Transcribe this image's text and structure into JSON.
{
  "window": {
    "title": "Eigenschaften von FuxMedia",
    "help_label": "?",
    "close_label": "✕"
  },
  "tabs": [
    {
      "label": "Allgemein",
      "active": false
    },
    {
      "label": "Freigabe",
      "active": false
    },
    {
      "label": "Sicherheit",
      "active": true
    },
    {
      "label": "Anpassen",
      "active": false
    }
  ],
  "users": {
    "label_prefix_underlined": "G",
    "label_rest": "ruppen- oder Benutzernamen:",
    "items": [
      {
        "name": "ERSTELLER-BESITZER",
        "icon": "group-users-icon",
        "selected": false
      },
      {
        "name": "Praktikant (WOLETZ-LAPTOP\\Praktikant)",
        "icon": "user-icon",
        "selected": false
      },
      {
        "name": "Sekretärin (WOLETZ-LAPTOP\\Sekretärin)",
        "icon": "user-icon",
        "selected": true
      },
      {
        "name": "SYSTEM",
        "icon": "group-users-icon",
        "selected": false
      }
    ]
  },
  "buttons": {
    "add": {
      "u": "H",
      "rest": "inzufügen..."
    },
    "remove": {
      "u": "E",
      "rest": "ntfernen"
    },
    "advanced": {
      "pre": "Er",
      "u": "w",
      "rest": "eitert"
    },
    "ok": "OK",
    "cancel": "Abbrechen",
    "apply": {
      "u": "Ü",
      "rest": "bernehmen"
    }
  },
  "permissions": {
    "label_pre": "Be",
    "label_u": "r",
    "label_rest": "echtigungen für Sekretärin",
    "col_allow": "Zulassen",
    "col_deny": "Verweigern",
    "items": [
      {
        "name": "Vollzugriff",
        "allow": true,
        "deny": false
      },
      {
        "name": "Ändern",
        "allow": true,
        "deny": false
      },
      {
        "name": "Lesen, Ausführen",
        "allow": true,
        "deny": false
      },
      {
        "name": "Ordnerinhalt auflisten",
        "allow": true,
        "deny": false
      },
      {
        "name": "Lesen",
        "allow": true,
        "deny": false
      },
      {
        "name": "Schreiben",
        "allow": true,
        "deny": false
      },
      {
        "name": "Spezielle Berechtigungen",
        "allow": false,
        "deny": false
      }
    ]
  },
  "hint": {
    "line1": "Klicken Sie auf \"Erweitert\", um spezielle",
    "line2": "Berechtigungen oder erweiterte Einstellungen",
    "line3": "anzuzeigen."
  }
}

◇ ◇ ◇

● **YOUR TASK**
Provide the count, and nothing else, of lines in the data above where the word "WOLETZ" occurs.

● **EXPECTED ANSWER**
2